◆ Directions: Repeat the records word for word, excluding any picture.

◆ Task material:
· · ·

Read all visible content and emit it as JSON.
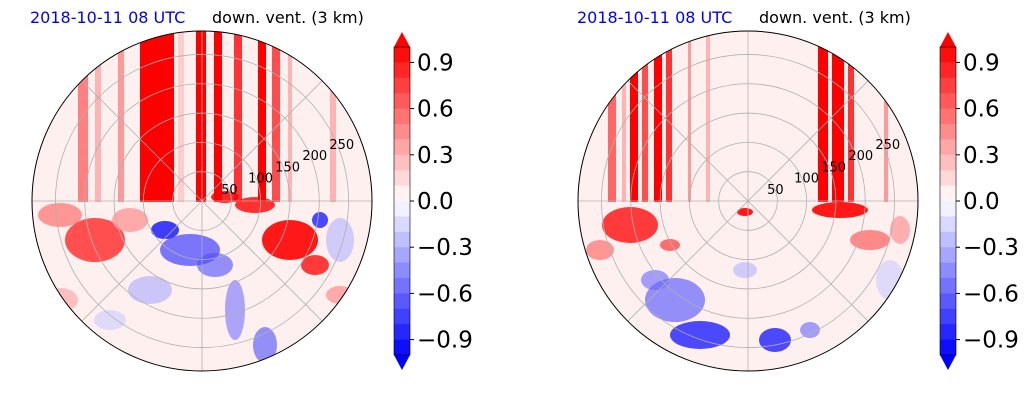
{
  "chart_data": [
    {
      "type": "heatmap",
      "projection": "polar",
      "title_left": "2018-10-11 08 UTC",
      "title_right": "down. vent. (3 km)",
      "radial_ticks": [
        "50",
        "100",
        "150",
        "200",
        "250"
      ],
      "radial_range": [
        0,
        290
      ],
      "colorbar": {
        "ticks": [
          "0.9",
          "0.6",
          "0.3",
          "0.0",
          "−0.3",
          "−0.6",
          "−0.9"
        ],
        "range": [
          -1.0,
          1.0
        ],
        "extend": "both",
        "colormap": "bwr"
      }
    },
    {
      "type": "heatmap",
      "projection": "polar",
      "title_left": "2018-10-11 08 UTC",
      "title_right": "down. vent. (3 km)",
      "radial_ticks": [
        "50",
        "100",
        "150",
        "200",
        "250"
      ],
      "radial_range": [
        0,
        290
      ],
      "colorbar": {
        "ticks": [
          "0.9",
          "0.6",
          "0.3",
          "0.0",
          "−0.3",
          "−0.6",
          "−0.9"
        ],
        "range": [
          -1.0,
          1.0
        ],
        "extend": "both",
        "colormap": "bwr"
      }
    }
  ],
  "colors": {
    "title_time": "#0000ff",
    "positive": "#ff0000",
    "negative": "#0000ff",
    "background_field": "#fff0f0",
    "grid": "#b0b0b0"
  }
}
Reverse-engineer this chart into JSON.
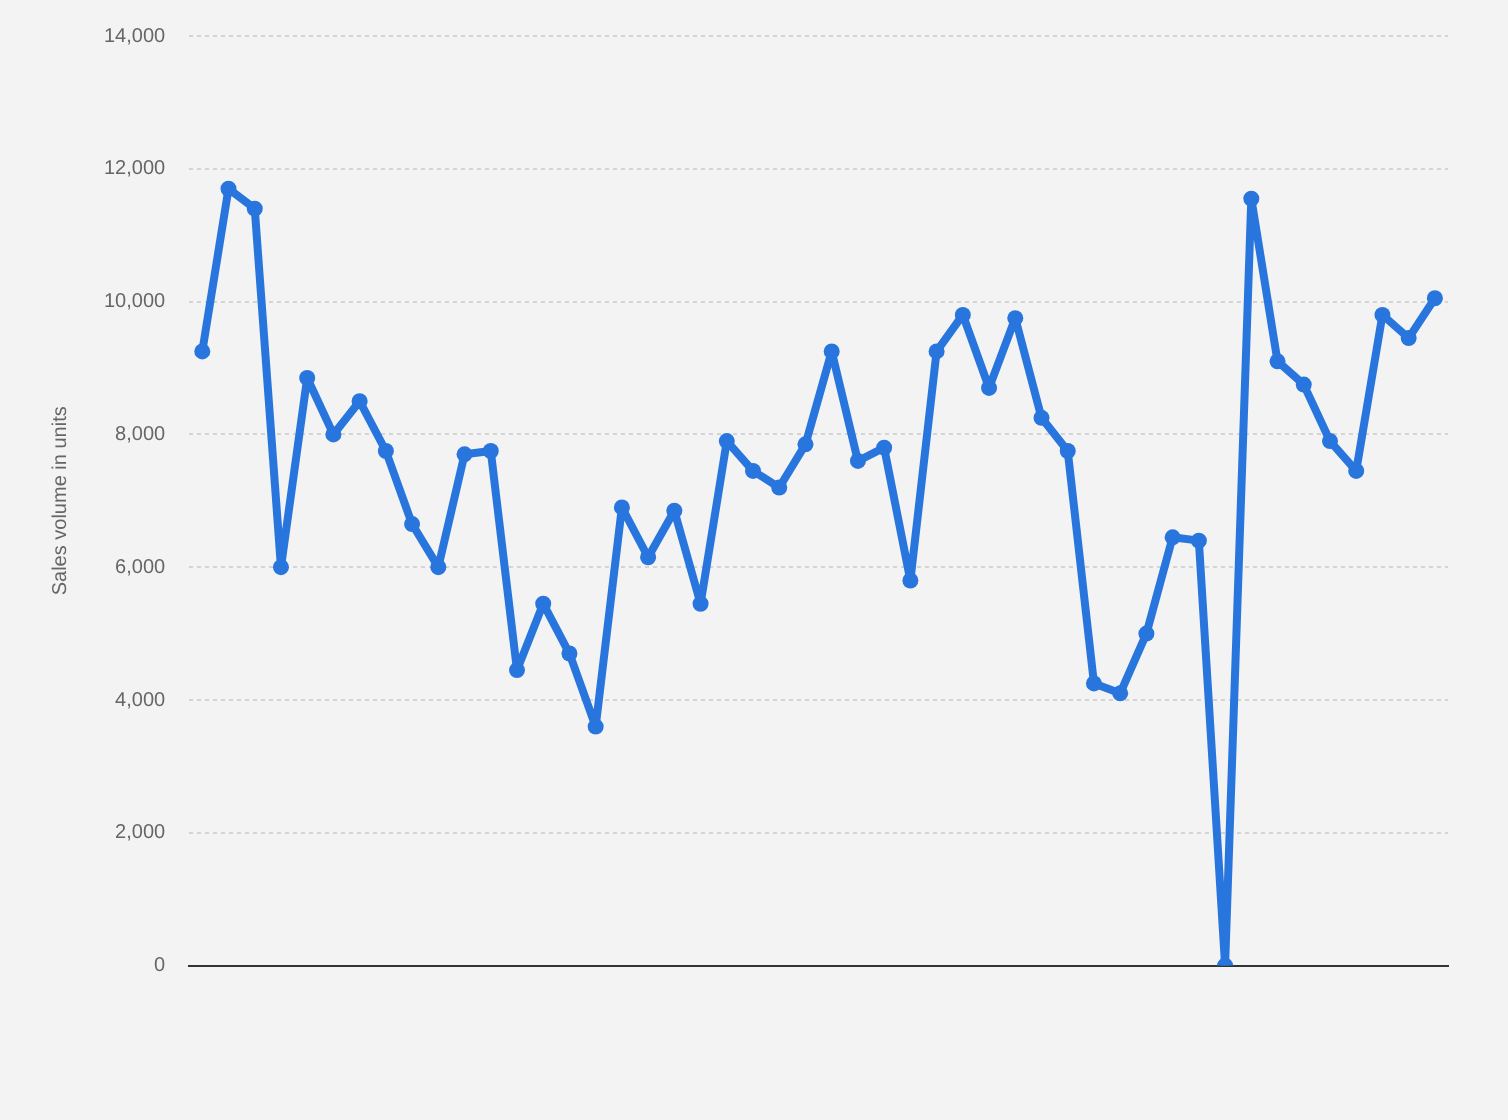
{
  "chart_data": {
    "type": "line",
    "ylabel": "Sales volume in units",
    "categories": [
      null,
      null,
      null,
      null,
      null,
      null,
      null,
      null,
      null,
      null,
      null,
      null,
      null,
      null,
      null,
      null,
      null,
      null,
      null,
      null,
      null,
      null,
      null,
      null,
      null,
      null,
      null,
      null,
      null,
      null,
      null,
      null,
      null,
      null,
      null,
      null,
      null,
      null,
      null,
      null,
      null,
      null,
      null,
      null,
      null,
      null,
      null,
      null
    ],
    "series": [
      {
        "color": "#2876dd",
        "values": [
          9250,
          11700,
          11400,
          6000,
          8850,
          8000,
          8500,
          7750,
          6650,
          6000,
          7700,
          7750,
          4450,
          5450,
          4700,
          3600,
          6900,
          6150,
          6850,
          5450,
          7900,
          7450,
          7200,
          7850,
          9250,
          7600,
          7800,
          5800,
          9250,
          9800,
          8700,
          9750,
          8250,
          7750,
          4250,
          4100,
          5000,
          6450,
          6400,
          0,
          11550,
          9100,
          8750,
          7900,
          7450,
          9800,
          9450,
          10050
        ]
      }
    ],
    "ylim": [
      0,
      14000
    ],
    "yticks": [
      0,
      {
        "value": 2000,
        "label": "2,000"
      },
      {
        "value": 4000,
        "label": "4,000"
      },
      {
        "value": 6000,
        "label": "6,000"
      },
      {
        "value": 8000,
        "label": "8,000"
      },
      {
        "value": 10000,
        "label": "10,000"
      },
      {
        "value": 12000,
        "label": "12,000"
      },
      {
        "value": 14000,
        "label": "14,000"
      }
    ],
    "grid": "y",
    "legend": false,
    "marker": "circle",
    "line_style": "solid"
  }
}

· · ·

◆ The reply:
Read all visible content and emit it as JSON.
{
  "chart_data": [
    {
      "type": "heatmap",
      "projection": "polar",
      "title_left": "2018-10-11 08 UTC",
      "title_right": "down. vent. (3 km)",
      "radial_ticks": [
        "50",
        "100",
        "150",
        "200",
        "250"
      ],
      "radial_range": [
        0,
        290
      ],
      "colorbar": {
        "ticks": [
          "0.9",
          "0.6",
          "0.3",
          "0.0",
          "−0.3",
          "−0.6",
          "−0.9"
        ],
        "range": [
          -1.0,
          1.0
        ],
        "extend": "both",
        "colormap": "bwr"
      }
    },
    {
      "type": "heatmap",
      "projection": "polar",
      "title_left": "2018-10-11 08 UTC",
      "title_right": "down. vent. (3 km)",
      "radial_ticks": [
        "50",
        "100",
        "150",
        "200",
        "250"
      ],
      "radial_range": [
        0,
        290
      ],
      "colorbar": {
        "ticks": [
          "0.9",
          "0.6",
          "0.3",
          "0.0",
          "−0.3",
          "−0.6",
          "−0.9"
        ],
        "range": [
          -1.0,
          1.0
        ],
        "extend": "both",
        "colormap": "bwr"
      }
    }
  ],
  "colors": {
    "title_time": "#0000ff",
    "positive": "#ff0000",
    "negative": "#0000ff",
    "background_field": "#fff0f0",
    "grid": "#b0b0b0"
  }
}
Reverse-engineer this chart into JSON.
{
  "chart_data": {
    "type": "line",
    "ylabel": "Sales volume in units",
    "categories": [
      null,
      null,
      null,
      null,
      null,
      null,
      null,
      null,
      null,
      null,
      null,
      null,
      null,
      null,
      null,
      null,
      null,
      null,
      null,
      null,
      null,
      null,
      null,
      null,
      null,
      null,
      null,
      null,
      null,
      null,
      null,
      null,
      null,
      null,
      null,
      null,
      null,
      null,
      null,
      null,
      null,
      null,
      null,
      null,
      null,
      null,
      null,
      null
    ],
    "series": [
      {
        "color": "#2876dd",
        "values": [
          9250,
          11700,
          11400,
          6000,
          8850,
          8000,
          8500,
          7750,
          6650,
          6000,
          7700,
          7750,
          4450,
          5450,
          4700,
          3600,
          6900,
          6150,
          6850,
          5450,
          7900,
          7450,
          7200,
          7850,
          9250,
          7600,
          7800,
          5800,
          9250,
          9800,
          8700,
          9750,
          8250,
          7750,
          4250,
          4100,
          5000,
          6450,
          6400,
          0,
          11550,
          9100,
          8750,
          7900,
          7450,
          9800,
          9450,
          10050
        ]
      }
    ],
    "ylim": [
      0,
      14000
    ],
    "yticks": [
      0,
      {
        "value": 2000,
        "label": "2,000"
      },
      {
        "value": 4000,
        "label": "4,000"
      },
      {
        "value": 6000,
        "label": "6,000"
      },
      {
        "value": 8000,
        "label": "8,000"
      },
      {
        "value": 10000,
        "label": "10,000"
      },
      {
        "value": 12000,
        "label": "12,000"
      },
      {
        "value": 14000,
        "label": "14,000"
      }
    ],
    "grid": "y",
    "legend": false,
    "marker": "circle",
    "line_style": "solid"
  }
}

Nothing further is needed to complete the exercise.